---------- Exercise material

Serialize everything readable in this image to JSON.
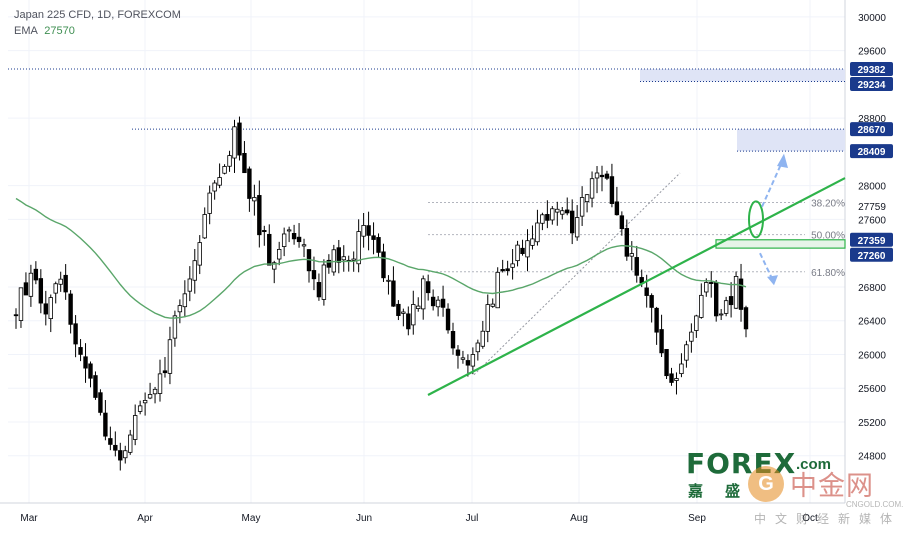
{
  "header": {
    "title": "Japan 225 CFD, 1D, FOREXCOM",
    "indicator_name": "EMA",
    "indicator_value": "27570"
  },
  "colors": {
    "up_candle": "#ffffff",
    "down_candle": "#000000",
    "ema": "#5aa66a",
    "trendline": "#2eb34a",
    "price_label_bg": "#1a3a8c",
    "zone_fill": "#dfe4f6",
    "green_zone_fill": "#e6f4e8",
    "arrow": "#8fb4f0"
  },
  "watermark": {
    "brand": "FOREX",
    "brand_suffix": ".com",
    "brand_cn": "嘉盛",
    "site_name": "中金网",
    "site_url": "CNGOLD.COM.CN",
    "site_sub": "中文财经新媒体"
  },
  "chart_data": {
    "type": "candlestick",
    "title": "Japan 225 CFD, 1D, FOREXCOM",
    "y_ticks": [
      30000,
      29600,
      28800,
      28000,
      27600,
      26800,
      26400,
      26000,
      25600,
      25200,
      24800
    ],
    "ylim": [
      24240,
      30200
    ],
    "x_ticks": [
      "Mar",
      "Apr",
      "May",
      "Jun",
      "Jul",
      "Aug",
      "Sep",
      "Oct"
    ],
    "price_labels": [
      {
        "value": 29382,
        "text": "29382"
      },
      {
        "value": 29234,
        "text": "29234"
      },
      {
        "value": 28670,
        "text": "28670"
      },
      {
        "value": 28409,
        "text": "28409"
      },
      {
        "value": 27359,
        "text": "27359"
      },
      {
        "value": 27260,
        "text": "27260"
      }
    ],
    "plain_labels": [
      {
        "value": 27759,
        "text": "27759"
      }
    ],
    "fibonacci": [
      {
        "level": "38.20%",
        "value": 27800
      },
      {
        "level": "50.00%",
        "value": 27420
      },
      {
        "level": "61.80%",
        "value": 26980
      }
    ],
    "ema_value": 27570,
    "ema_period_note": "",
    "seed": 20210913,
    "candles_count": 148,
    "price_path": [
      [
        0,
        26500
      ],
      [
        3,
        27000
      ],
      [
        6,
        26400
      ],
      [
        9,
        26900
      ],
      [
        12,
        26100
      ],
      [
        15,
        25600
      ],
      [
        18,
        25000
      ],
      [
        21,
        24650
      ],
      [
        24,
        25200
      ],
      [
        27,
        25400
      ],
      [
        30,
        25900
      ],
      [
        33,
        26600
      ],
      [
        36,
        27200
      ],
      [
        39,
        27800
      ],
      [
        42,
        28300
      ],
      [
        44,
        28670
      ],
      [
        46,
        28200
      ],
      [
        49,
        27500
      ],
      [
        52,
        27000
      ],
      [
        55,
        27600
      ],
      [
        58,
        27200
      ],
      [
        61,
        26800
      ],
      [
        64,
        27300
      ],
      [
        67,
        27000
      ],
      [
        70,
        27600
      ],
      [
        73,
        27100
      ],
      [
        76,
        26600
      ],
      [
        79,
        26300
      ],
      [
        82,
        26800
      ],
      [
        85,
        26600
      ],
      [
        88,
        26200
      ],
      [
        91,
        25800
      ],
      [
        94,
        26300
      ],
      [
        97,
        26900
      ],
      [
        100,
        27100
      ],
      [
        103,
        27300
      ],
      [
        106,
        27600
      ],
      [
        109,
        27800
      ],
      [
        112,
        27500
      ],
      [
        115,
        27900
      ],
      [
        118,
        28200
      ],
      [
        121,
        27600
      ],
      [
        124,
        27100
      ],
      [
        127,
        26700
      ],
      [
        130,
        25900
      ],
      [
        133,
        25600
      ],
      [
        136,
        26200
      ],
      [
        139,
        26900
      ],
      [
        142,
        26400
      ],
      [
        145,
        26800
      ],
      [
        148,
        26200
      ],
      [
        151,
        25900
      ]
    ]
  }
}
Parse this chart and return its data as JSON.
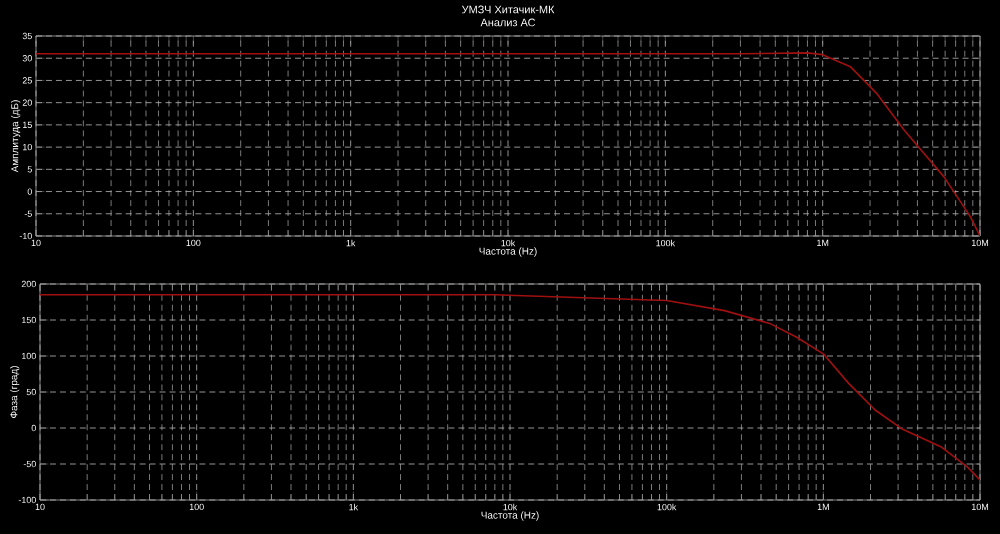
{
  "chart_data": [
    {
      "type": "line",
      "title": "УМЗЧ Хитачик-МК",
      "subtitle": "Анализ АС",
      "xlabel": "Частота (Hz)",
      "ylabel": "Амплитуда (дБ)",
      "log": "x",
      "grid": true,
      "marker": "none",
      "line_style": "solid",
      "xlim": [
        10,
        10000000
      ],
      "ylim": [
        -10,
        35
      ],
      "xticks": [
        {
          "value": 10,
          "label": "10"
        },
        {
          "value": 100,
          "label": "100"
        },
        {
          "value": 1000,
          "label": "1k"
        },
        {
          "value": 10000,
          "label": "10k"
        },
        {
          "value": 100000,
          "label": "100k"
        },
        {
          "value": 1000000,
          "label": "1M"
        },
        {
          "value": 10000000,
          "label": "10M"
        }
      ],
      "yticks": [
        -10,
        -5,
        0,
        5,
        10,
        15,
        20,
        25,
        30,
        35
      ],
      "series": [
        {
          "color": "#a01010",
          "x": [
            10,
            100,
            1000,
            10000,
            100000,
            300000,
            800000,
            1000000,
            1500000,
            2200000,
            3300000,
            5900000,
            8700000,
            10000000
          ],
          "values": [
            31,
            31,
            31,
            31,
            31,
            31,
            31.2,
            30.8,
            28.1,
            22.1,
            13.8,
            3.3,
            -5.7,
            -10
          ]
        }
      ]
    },
    {
      "type": "line",
      "xlabel": "Частота (Hz)",
      "ylabel": "Фаза (град)",
      "log": "x",
      "grid": true,
      "marker": "none",
      "line_style": "solid",
      "xlim": [
        10,
        10000000
      ],
      "ylim": [
        -100,
        200
      ],
      "xticks": [
        {
          "value": 10,
          "label": "10"
        },
        {
          "value": 100,
          "label": "100"
        },
        {
          "value": 1000,
          "label": "1k"
        },
        {
          "value": 10000,
          "label": "10k"
        },
        {
          "value": 100000,
          "label": "100k"
        },
        {
          "value": 1000000,
          "label": "1M"
        },
        {
          "value": 10000000,
          "label": "10M"
        }
      ],
      "yticks": [
        -100,
        -50,
        0,
        50,
        100,
        150,
        200
      ],
      "series": [
        {
          "color": "#a01010",
          "x": [
            10,
            100,
            1000,
            8000,
            100000,
            234000,
            457000,
            676000,
            1000000,
            1450000,
            2140000,
            3160000,
            5620000,
            8300000,
            10000000
          ],
          "values": [
            185,
            185,
            185,
            185,
            177,
            163,
            145,
            126,
            103,
            62,
            25,
            -1,
            -26,
            -54,
            -72
          ]
        }
      ]
    }
  ]
}
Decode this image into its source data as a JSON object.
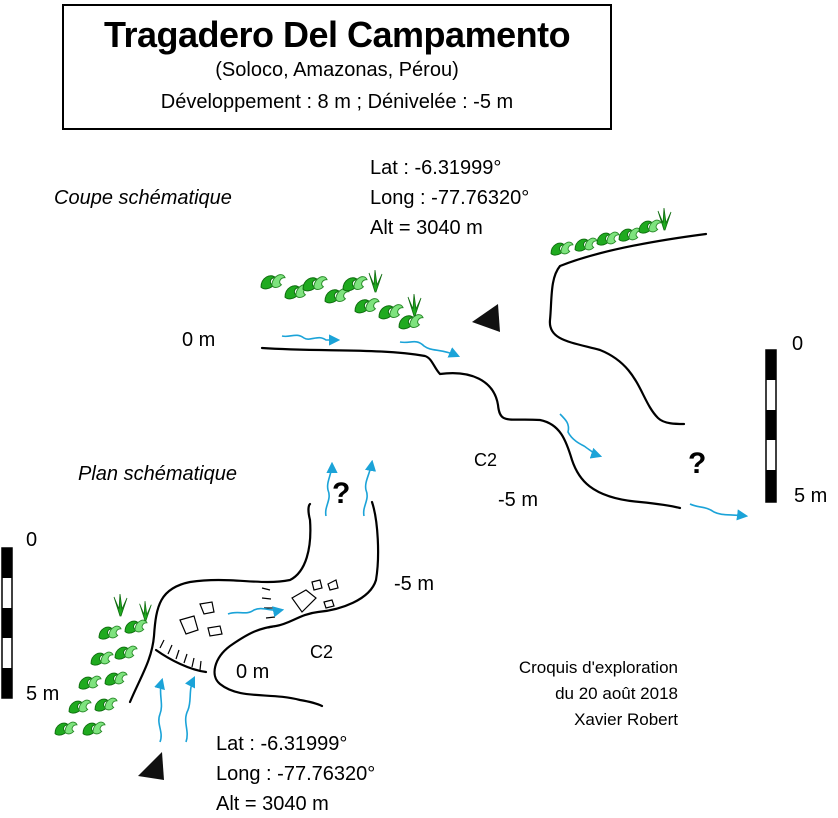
{
  "header": {
    "title": "Tragadero Del Campamento",
    "subtitle": "(Soloco, Amazonas, Pérou)",
    "stats": "Développement : 8 m ; Dénivelée : -5 m"
  },
  "section_view": {
    "heading": "Coupe schématique",
    "lat": "Lat : -6.31999°",
    "long": "Long : -77.76320°",
    "alt": "Alt = 3040 m",
    "level_top": "0 m",
    "level_bottom": "-5 m",
    "passage": "C2",
    "unknown": "?",
    "scale_top": "0",
    "scale_bottom": "5 m"
  },
  "plan_view": {
    "heading": "Plan schématique",
    "lat": "Lat : -6.31999°",
    "long": "Long : -77.76320°",
    "alt": "Alt = 3040 m",
    "level_entrance": "0 m",
    "level_bottom": "-5 m",
    "passage": "C2",
    "unknown": "?",
    "scale_top": "0",
    "scale_bottom": "5 m"
  },
  "credits": {
    "line1": "Croquis d'exploration",
    "line2": "du 20 août 2018",
    "line3": "Xavier Robert"
  },
  "colors": {
    "water_arrow": "#1ba3d8",
    "vegetation_dark": "#1faa1f",
    "vegetation_light": "#7ee37e",
    "line": "#000000"
  },
  "icons": {
    "entrance": "black-triangle-icon",
    "water_flow": "blue-arrow-icon",
    "vegetation": "plant-icon"
  }
}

--------------------

▶ Given request: Write the lines above out again exactly, without any of their pictures.

▶ The solution:
Serialize everything readable in this image to JSON.
{
  "header": {
    "title": "Japan 225 CFD, 1D, FOREXCOM",
    "indicator_name": "EMA",
    "indicator_value": "27570"
  },
  "colors": {
    "up_candle": "#ffffff",
    "down_candle": "#000000",
    "ema": "#5aa66a",
    "trendline": "#2eb34a",
    "price_label_bg": "#1a3a8c",
    "zone_fill": "#dfe4f6",
    "green_zone_fill": "#e6f4e8",
    "arrow": "#8fb4f0"
  },
  "watermark": {
    "brand": "FOREX",
    "brand_suffix": ".com",
    "brand_cn": "嘉盛",
    "site_name": "中金网",
    "site_url": "CNGOLD.COM.CN",
    "site_sub": "中文财经新媒体"
  },
  "chart_data": {
    "type": "candlestick",
    "title": "Japan 225 CFD, 1D, FOREXCOM",
    "y_ticks": [
      30000,
      29600,
      28800,
      28000,
      27600,
      26800,
      26400,
      26000,
      25600,
      25200,
      24800
    ],
    "ylim": [
      24240,
      30200
    ],
    "x_ticks": [
      "Mar",
      "Apr",
      "May",
      "Jun",
      "Jul",
      "Aug",
      "Sep",
      "Oct"
    ],
    "price_labels": [
      {
        "value": 29382,
        "text": "29382"
      },
      {
        "value": 29234,
        "text": "29234"
      },
      {
        "value": 28670,
        "text": "28670"
      },
      {
        "value": 28409,
        "text": "28409"
      },
      {
        "value": 27359,
        "text": "27359"
      },
      {
        "value": 27260,
        "text": "27260"
      }
    ],
    "plain_labels": [
      {
        "value": 27759,
        "text": "27759"
      }
    ],
    "fibonacci": [
      {
        "level": "38.20%",
        "value": 27800
      },
      {
        "level": "50.00%",
        "value": 27420
      },
      {
        "level": "61.80%",
        "value": 26980
      }
    ],
    "ema_value": 27570,
    "ema_period_note": "",
    "seed": 20210913,
    "candles_count": 148,
    "price_path": [
      [
        0,
        26500
      ],
      [
        3,
        27000
      ],
      [
        6,
        26400
      ],
      [
        9,
        26900
      ],
      [
        12,
        26100
      ],
      [
        15,
        25600
      ],
      [
        18,
        25000
      ],
      [
        21,
        24650
      ],
      [
        24,
        25200
      ],
      [
        27,
        25400
      ],
      [
        30,
        25900
      ],
      [
        33,
        26600
      ],
      [
        36,
        27200
      ],
      [
        39,
        27800
      ],
      [
        42,
        28300
      ],
      [
        44,
        28670
      ],
      [
        46,
        28200
      ],
      [
        49,
        27500
      ],
      [
        52,
        27000
      ],
      [
        55,
        27600
      ],
      [
        58,
        27200
      ],
      [
        61,
        26800
      ],
      [
        64,
        27300
      ],
      [
        67,
        27000
      ],
      [
        70,
        27600
      ],
      [
        73,
        27100
      ],
      [
        76,
        26600
      ],
      [
        79,
        26300
      ],
      [
        82,
        26800
      ],
      [
        85,
        26600
      ],
      [
        88,
        26200
      ],
      [
        91,
        25800
      ],
      [
        94,
        26300
      ],
      [
        97,
        26900
      ],
      [
        100,
        27100
      ],
      [
        103,
        27300
      ],
      [
        106,
        27600
      ],
      [
        109,
        27800
      ],
      [
        112,
        27500
      ],
      [
        115,
        27900
      ],
      [
        118,
        28200
      ],
      [
        121,
        27600
      ],
      [
        124,
        27100
      ],
      [
        127,
        26700
      ],
      [
        130,
        25900
      ],
      [
        133,
        25600
      ],
      [
        136,
        26200
      ],
      [
        139,
        26900
      ],
      [
        142,
        26400
      ],
      [
        145,
        26800
      ],
      [
        148,
        26200
      ],
      [
        151,
        25900
      ]
    ]
  }
}
Parse this chart and return its data as JSON.
{
  "chart_data": [
    {
      "type": "line",
      "title": "УМЗЧ Хитачик-МК",
      "subtitle": "Анализ АС",
      "xlabel": "Частота (Hz)",
      "ylabel": "Амплитуда (дБ)",
      "log": "x",
      "grid": true,
      "marker": "none",
      "line_style": "solid",
      "xlim": [
        10,
        10000000
      ],
      "ylim": [
        -10,
        35
      ],
      "xticks": [
        {
          "value": 10,
          "label": "10"
        },
        {
          "value": 100,
          "label": "100"
        },
        {
          "value": 1000,
          "label": "1k"
        },
        {
          "value": 10000,
          "label": "10k"
        },
        {
          "value": 100000,
          "label": "100k"
        },
        {
          "value": 1000000,
          "label": "1M"
        },
        {
          "value": 10000000,
          "label": "10M"
        }
      ],
      "yticks": [
        -10,
        -5,
        0,
        5,
        10,
        15,
        20,
        25,
        30,
        35
      ],
      "series": [
        {
          "color": "#a01010",
          "x": [
            10,
            100,
            1000,
            10000,
            100000,
            300000,
            800000,
            1000000,
            1500000,
            2200000,
            3300000,
            5900000,
            8700000,
            10000000
          ],
          "values": [
            31,
            31,
            31,
            31,
            31,
            31,
            31.2,
            30.8,
            28.1,
            22.1,
            13.8,
            3.3,
            -5.7,
            -10
          ]
        }
      ]
    },
    {
      "type": "line",
      "xlabel": "Частота (Hz)",
      "ylabel": "Фаза (град)",
      "log": "x",
      "grid": true,
      "marker": "none",
      "line_style": "solid",
      "xlim": [
        10,
        10000000
      ],
      "ylim": [
        -100,
        200
      ],
      "xticks": [
        {
          "value": 10,
          "label": "10"
        },
        {
          "value": 100,
          "label": "100"
        },
        {
          "value": 1000,
          "label": "1k"
        },
        {
          "value": 10000,
          "label": "10k"
        },
        {
          "value": 100000,
          "label": "100k"
        },
        {
          "value": 1000000,
          "label": "1M"
        },
        {
          "value": 10000000,
          "label": "10M"
        }
      ],
      "yticks": [
        -100,
        -50,
        0,
        50,
        100,
        150,
        200
      ],
      "series": [
        {
          "color": "#a01010",
          "x": [
            10,
            100,
            1000,
            8000,
            100000,
            234000,
            457000,
            676000,
            1000000,
            1450000,
            2140000,
            3160000,
            5620000,
            8300000,
            10000000
          ],
          "values": [
            185,
            185,
            185,
            185,
            177,
            163,
            145,
            126,
            103,
            62,
            25,
            -1,
            -26,
            -54,
            -72
          ]
        }
      ]
    }
  ]
}
Decode this image into its source data as a JSON object.
{
  "header": {
    "title": "Tragadero Del Campamento",
    "subtitle": "(Soloco, Amazonas, Pérou)",
    "stats": "Développement : 8 m ; Dénivelée : -5 m"
  },
  "section_view": {
    "heading": "Coupe schématique",
    "lat": "Lat : -6.31999°",
    "long": "Long : -77.76320°",
    "alt": "Alt = 3040 m",
    "level_top": "0 m",
    "level_bottom": "-5 m",
    "passage": "C2",
    "unknown": "?",
    "scale_top": "0",
    "scale_bottom": "5 m"
  },
  "plan_view": {
    "heading": "Plan schématique",
    "lat": "Lat : -6.31999°",
    "long": "Long : -77.76320°",
    "alt": "Alt = 3040 m",
    "level_entrance": "0 m",
    "level_bottom": "-5 m",
    "passage": "C2",
    "unknown": "?",
    "scale_top": "0",
    "scale_bottom": "5 m"
  },
  "credits": {
    "line1": "Croquis d'exploration",
    "line2": "du 20 août 2018",
    "line3": "Xavier Robert"
  },
  "colors": {
    "water_arrow": "#1ba3d8",
    "vegetation_dark": "#1faa1f",
    "vegetation_light": "#7ee37e",
    "line": "#000000"
  },
  "icons": {
    "entrance": "black-triangle-icon",
    "water_flow": "blue-arrow-icon",
    "vegetation": "plant-icon"
  }
}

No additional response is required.